== Extracted data entries ==
++++

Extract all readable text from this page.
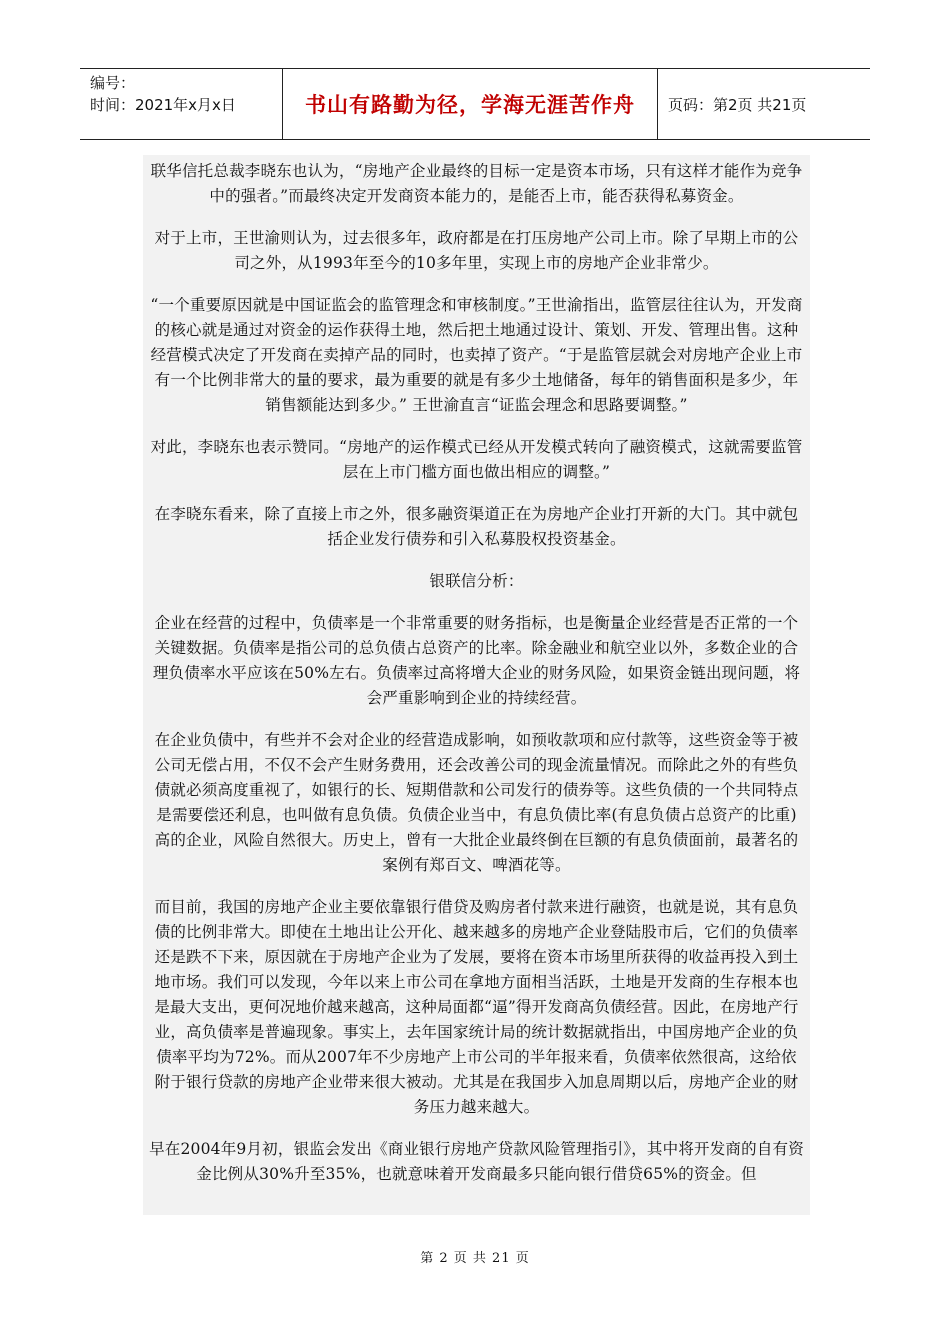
编号：
时间：2021年x月x日	书山有路勤为径，学海无涯苦作舟	页码：第2页 共21页

联华信托总裁李晓东也认为，“房地产企业最终的目标一定是资本市场，只有这样才能作为竞争中的强者。”而最终决定开发商资本能力的，是能否上市，能否获得私募资金。

对于上市，王世渝则认为，过去很多年，政府都是在打压房地产公司上市。除了早期上市的公司之外，从1993年至今的10多年里，实现上市的房地产企业非常少。

“一个重要原因就是中国证监会的监管理念和审核制度。”王世渝指出，监管层往往认为，开发商的核心就是通过对资金的运作获得土地，然后把土地通过设计、策划、开发、管理出售。这种经营模式决定了开发商在卖掉产品的同时，也卖掉了资产。“于是监管层就会对房地产企业上市有一个比例非常大的量的要求，最为重要的就是有多少土地储备，每年的销售面积是多少，年销售额能达到多少。” 王世渝直言“证监会理念和思路要调整。”

对此，李晓东也表示赞同。“房地产的运作模式已经从开发模式转向了融资模式，这就需要监管层在上市门槛方面也做出相应的调整。”

在李晓东看来，除了直接上市之外，很多融资渠道正在为房地产企业打开新的大门。其中就包括企业发行债券和引入私募股权投资基金。

银联信分析：

企业在经营的过程中，负债率是一个非常重要的财务指标，也是衡量企业经营是否正常的一个关键数据。负债率是指公司的总负债占总资产的比率。除金融业和航空业以外，多数企业的合理负债率水平应该在50%左右。负债率过高将增大企业的财务风险，如果资金链出现问题，将会严重影响到企业的持续经营。

在企业负债中，有些并不会对企业的经营造成影响，如预收款项和应付款等，这些资金等于被公司无偿占用，不仅不会产生财务费用，还会改善公司的现金流量情况。而除此之外的有些负债就必须高度重视了，如银行的长、短期借款和公司发行的债券等。这些负债的一个共同特点是需要偿还利息，也叫做有息负债。负债企业当中，有息负债比率(有息负债占总资产的比重)高的企业，风险自然很大。历史上，曾有一大批企业最终倒在巨额的有息负债面前，最著名的案例有郑百文、啤酒花等。

而目前，我国的房地产企业主要依靠银行借贷及购房者付款来进行融资，也就是说，其有息负债的比例非常大。即使在土地出让公开化、越来越多的房地产企业登陆股市后，它们的负债率还是跌不下来，原因就在于房地产企业为了发展，要将在资本市场里所获得的收益再投入到土地市场。我们可以发现，今年以来上市公司在拿地方面相当活跃，土地是开发商的生存根本也是最大支出，更何况地价越来越高，这种局面都“逼”得开发商高负债经营。因此，在房地产行业，高负债率是普遍现象。事实上，去年国家统计局的统计数据就指出，中国房地产企业的负债率平均为72%。而从2007年不少房地产上市公司的半年报来看，负债率依然很高，这给依附于银行贷款的房地产企业带来很大被动。尤其是在我国步入加息周期以后，房地产企业的财务压力越来越大。

早在2004年9月初，银监会发出《商业银行房地产贷款风险管理指引》，其中将开发商的自有资金比例从30%升至35%，也就意味着开发商最多只能向银行借贷65%的资金。但

第 2 页 共 21 页
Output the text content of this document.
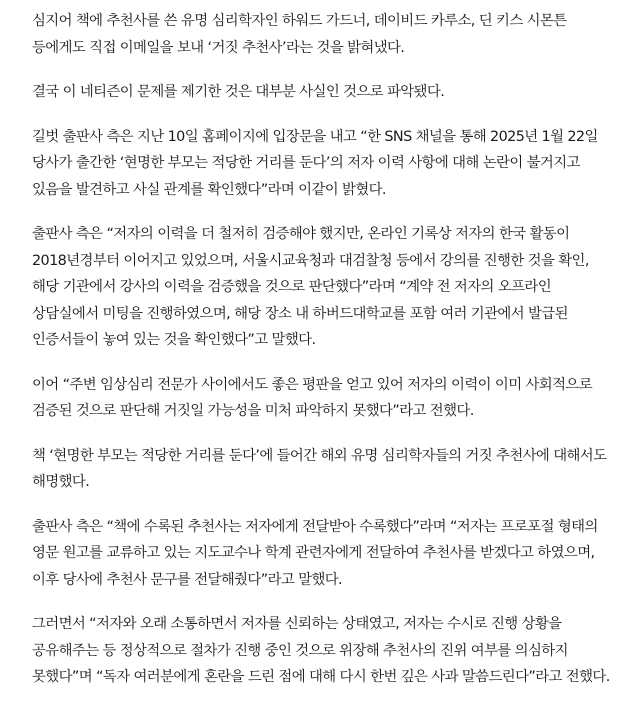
심지어 책에 추천사를 쓴 유명 심리학자인 하워드 가드너, 데이비드 카루소, 딘 키스 시몬튼
등에게도 직접 이메일을 보내 ‘거짓 추천사’라는 것을 밝혀냈다.

결국 이 네티즌이 문제를 제기한 것은 대부분 사실인 것으로 파악됐다.

길벗 출판사 측은 지난 10일 홈페이지에 입장문을 내고 “한 SNS 채널을 통해 2025년 1월 22일
당사가 출간한 ‘현명한 부모는 적당한 거리를 둔다’의 저자 이력 사항에 대해 논란이 불거지고
있음을 발견하고 사실 관계를 확인했다”라며 이같이 밝혔다.

출판사 측은 “저자의 이력을 더 철저히 검증해야 했지만, 온라인 기록상 저자의 한국 활동이
2018년경부터 이어지고 있었으며, 서울시교육청과 대검찰청 등에서 강의를 진행한 것을 확인,
해당 기관에서 강사의 이력을 검증했을 것으로 판단했다”라며 “계약 전 저자의 오프라인
상담실에서 미팅을 진행하였으며, 해당 장소 내 하버드대학교를 포함 여러 기관에서 발급된
인증서들이 놓여 있는 것을 확인했다”고 말했다.

이어 “주변 임상심리 전문가 사이에서도 좋은 평판을 얻고 있어 저자의 이력이 이미 사회적으로
검증된 것으로 판단해 거짓일 가능성을 미처 파악하지 못했다”라고 전했다.

책 ‘현명한 부모는 적당한 거리를 둔다’에 들어간 해외 유명 심리학자들의 거짓 추천사에 대해서도
해명했다.

출판사 측은 “책에 수록된 추천사는 저자에게 전달받아 수록했다”라며 “저자는 프로포절 형태의
영문 원고를 교류하고 있는 지도교수나 학계 관련자에게 전달하여 추천사를 받겠다고 하였으며,
이후 당사에 추천사 문구를 전달해줬다”라고 말했다.

그러면서 “저자와 오래 소통하면서 저자를 신뢰하는 상태였고, 저자는 수시로 진행 상황을
공유해주는 등 정상적으로 절차가 진행 중인 것으로 위장해 추천사의 진위 여부를 의심하지
못했다”며 “독자 여러분에게 혼란을 드린 점에 대해 다시 한번 깊은 사과 말씀드린다”라고 전했다.
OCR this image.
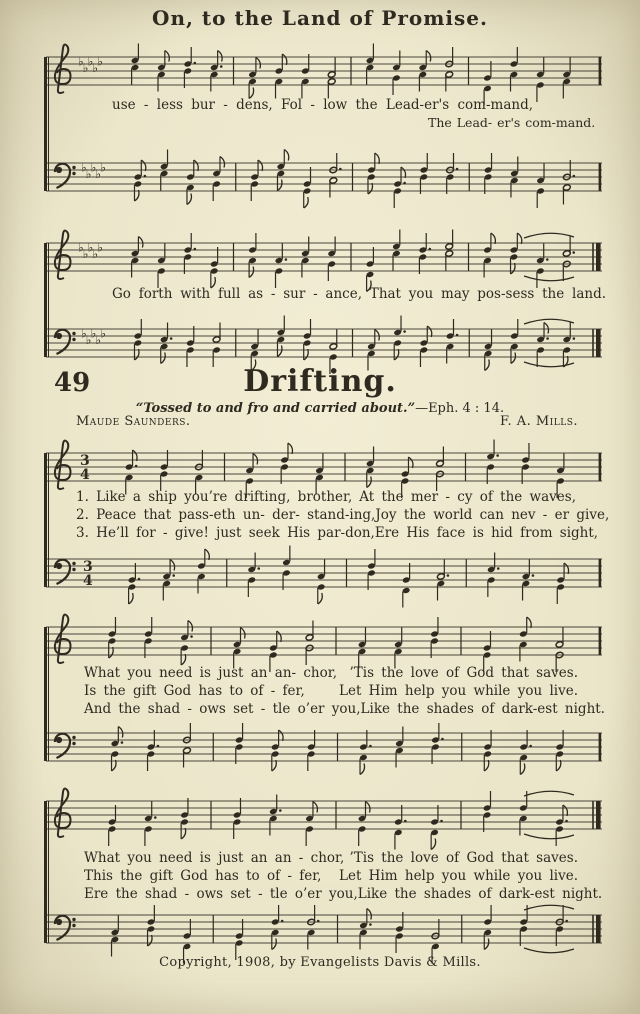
On, to the Land of Promise.
♭ ♭ ♭ ♭ ♭
use - less bur - dens, Fol - low the Lead-er's com-mand,
The Lead- er's com-mand.
♭ ♭ ♭ ♭ ♭
♭ ♭ ♭ ♭ ♭
Go forth with full as - sur - ance, That you may pos-sess the land.
♭ ♭ ♭ ♭ ♭
49	Drifting.
“Tossed to and fro and carried about.”—Eph. 4 : 14.
Maude Saunders.	F. A. Mills.
3
4
1. Like a ship you’re drifting, brother, At the mer - cy of the waves,
2. Peace that pass-eth un- der- stand-ing, Joy the world can nev - er give,
3. He’ll for - give! just seek His par-don, Ere His face is hid from sight,
3
4
What you need is just an an- chor, ’Tis the love of God that saves.
Is the gift God has to of - fer,	Let Him help you while you live.
And the shad - ows set - tle o’er you, Like the shades of dark-est night.
What you need is just an an - chor, ’Tis the love of God that saves.
This the gift God has to of - fer, Let Him help you while you live.
Ere the shad - ows set - tle o’er you, Like the shades of dark-est night.
Copyright, 1908, by Evangelists Davis & Mills.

++++

== EXERCISE ==
Every entry must be reproduced exactly, with the images left out.

== TASK RESPONSE ==
Extract all readable text from this page.
编号：
时间：2021年x月x日	书山有路勤为径，学海无涯苦作舟	页码：第2页 共21页

联华信托总裁李晓东也认为，“房地产企业最终的目标一定是资本市场，只有这样才能作为竞争中的强者。”而最终决定开发商资本能力的，是能否上市，能否获得私募资金。

对于上市，王世渝则认为，过去很多年，政府都是在打压房地产公司上市。除了早期上市的公司之外，从1993年至今的10多年里，实现上市的房地产企业非常少。

“一个重要原因就是中国证监会的监管理念和审核制度。”王世渝指出，监管层往往认为，开发商的核心就是通过对资金的运作获得土地，然后把土地通过设计、策划、开发、管理出售。这种经营模式决定了开发商在卖掉产品的同时，也卖掉了资产。“于是监管层就会对房地产企业上市有一个比例非常大的量的要求，最为重要的就是有多少土地储备，每年的销售面积是多少，年销售额能达到多少。” 王世渝直言“证监会理念和思路要调整。”

对此，李晓东也表示赞同。“房地产的运作模式已经从开发模式转向了融资模式，这就需要监管层在上市门槛方面也做出相应的调整。”

在李晓东看来，除了直接上市之外，很多融资渠道正在为房地产企业打开新的大门。其中就包括企业发行债券和引入私募股权投资基金。

银联信分析：

企业在经营的过程中，负债率是一个非常重要的财务指标，也是衡量企业经营是否正常的一个关键数据。负债率是指公司的总负债占总资产的比率。除金融业和航空业以外，多数企业的合理负债率水平应该在50%左右。负债率过高将增大企业的财务风险，如果资金链出现问题，将会严重影响到企业的持续经营。

在企业负债中，有些并不会对企业的经营造成影响，如预收款项和应付款等，这些资金等于被公司无偿占用，不仅不会产生财务费用，还会改善公司的现金流量情况。而除此之外的有些负债就必须高度重视了，如银行的长、短期借款和公司发行的债券等。这些负债的一个共同特点是需要偿还利息，也叫做有息负债。负债企业当中，有息负债比率(有息负债占总资产的比重)高的企业，风险自然很大。历史上，曾有一大批企业最终倒在巨额的有息负债面前，最著名的案例有郑百文、啤酒花等。

而目前，我国的房地产企业主要依靠银行借贷及购房者付款来进行融资，也就是说，其有息负债的比例非常大。即使在土地出让公开化、越来越多的房地产企业登陆股市后，它们的负债率还是跌不下来，原因就在于房地产企业为了发展，要将在资本市场里所获得的收益再投入到土地市场。我们可以发现，今年以来上市公司在拿地方面相当活跃，土地是开发商的生存根本也是最大支出，更何况地价越来越高，这种局面都“逼”得开发商高负债经营。因此，在房地产行业，高负债率是普遍现象。事实上，去年国家统计局的统计数据就指出，中国房地产企业的负债率平均为72%。而从2007年不少房地产上市公司的半年报来看，负债率依然很高，这给依附于银行贷款的房地产企业带来很大被动。尤其是在我国步入加息周期以后，房地产企业的财务压力越来越大。

早在2004年9月初，银监会发出《商业银行房地产贷款风险管理指引》，其中将开发商的自有资金比例从30%升至35%，也就意味着开发商最多只能向银行借贷65%的资金。但

第 2 页 共 21 页
Output the text content of this document.
심지어 책에 추천사를 쓴 유명 심리학자인 하워드 가드너, 데이비드 카루소, 딘 키스 시몬튼
등에게도 직접 이메일을 보내 ‘거짓 추천사’라는 것을 밝혀냈다.

결국 이 네티즌이 문제를 제기한 것은 대부분 사실인 것으로 파악됐다.

길벗 출판사 측은 지난 10일 홈페이지에 입장문을 내고 “한 SNS 채널을 통해 2025년 1월 22일
당사가 출간한 ‘현명한 부모는 적당한 거리를 둔다’의 저자 이력 사항에 대해 논란이 불거지고
있음을 발견하고 사실 관계를 확인했다”라며 이같이 밝혔다.

출판사 측은 “저자의 이력을 더 철저히 검증해야 했지만, 온라인 기록상 저자의 한국 활동이
2018년경부터 이어지고 있었으며, 서울시교육청과 대검찰청 등에서 강의를 진행한 것을 확인,
해당 기관에서 강사의 이력을 검증했을 것으로 판단했다”라며 “계약 전 저자의 오프라인
상담실에서 미팅을 진행하였으며, 해당 장소 내 하버드대학교를 포함 여러 기관에서 발급된
인증서들이 놓여 있는 것을 확인했다”고 말했다.

이어 “주변 임상심리 전문가 사이에서도 좋은 평판을 얻고 있어 저자의 이력이 이미 사회적으로
검증된 것으로 판단해 거짓일 가능성을 미처 파악하지 못했다”라고 전했다.

책 ‘현명한 부모는 적당한 거리를 둔다’에 들어간 해외 유명 심리학자들의 거짓 추천사에 대해서도
해명했다.

출판사 측은 “책에 수록된 추천사는 저자에게 전달받아 수록했다”라며 “저자는 프로포절 형태의
영문 원고를 교류하고 있는 지도교수나 학계 관련자에게 전달하여 추천사를 받겠다고 하였으며,
이후 당사에 추천사 문구를 전달해줬다”라고 말했다.

그러면서 “저자와 오래 소통하면서 저자를 신뢰하는 상태였고, 저자는 수시로 진행 상황을
공유해주는 등 정상적으로 절차가 진행 중인 것으로 위장해 추천사의 진위 여부를 의심하지
못했다”며 “독자 여러분에게 혼란을 드린 점에 대해 다시 한번 깊은 사과 말씀드린다”라고 전했다.
OCR this image.
On, to the Land of Promise.
♭ ♭ ♭ ♭ ♭
use - less bur - dens, Fol - low the Lead-er's com-mand,
The Lead- er's com-mand.
♭ ♭ ♭ ♭ ♭
♭ ♭ ♭ ♭ ♭
Go forth with full as - sur - ance, That you may pos-sess the land.
♭ ♭ ♭ ♭ ♭
49	Drifting.
“Tossed to and fro and carried about.”—Eph. 4 : 14.
Maude Saunders.	F. A. Mills.
3
4
1. Like a ship you’re drifting, brother, At the mer - cy of the waves,
2. Peace that pass-eth un- der- stand-ing, Joy the world can nev - er give,
3. He’ll for - give! just seek His par-don, Ere His face is hid from sight,
3
4
What you need is just an an- chor, ’Tis the love of God that saves.
Is the gift God has to of - fer,	Let Him help you while you live.
And the shad - ows set - tle o’er you, Like the shades of dark-est night.
What you need is just an an - chor, ’Tis the love of God that saves.
This the gift God has to of - fer, Let Him help you while you live.
Ere the shad - ows set - tle o’er you, Like the shades of dark-est night.
Copyright, 1908, by Evangelists Davis & Mills.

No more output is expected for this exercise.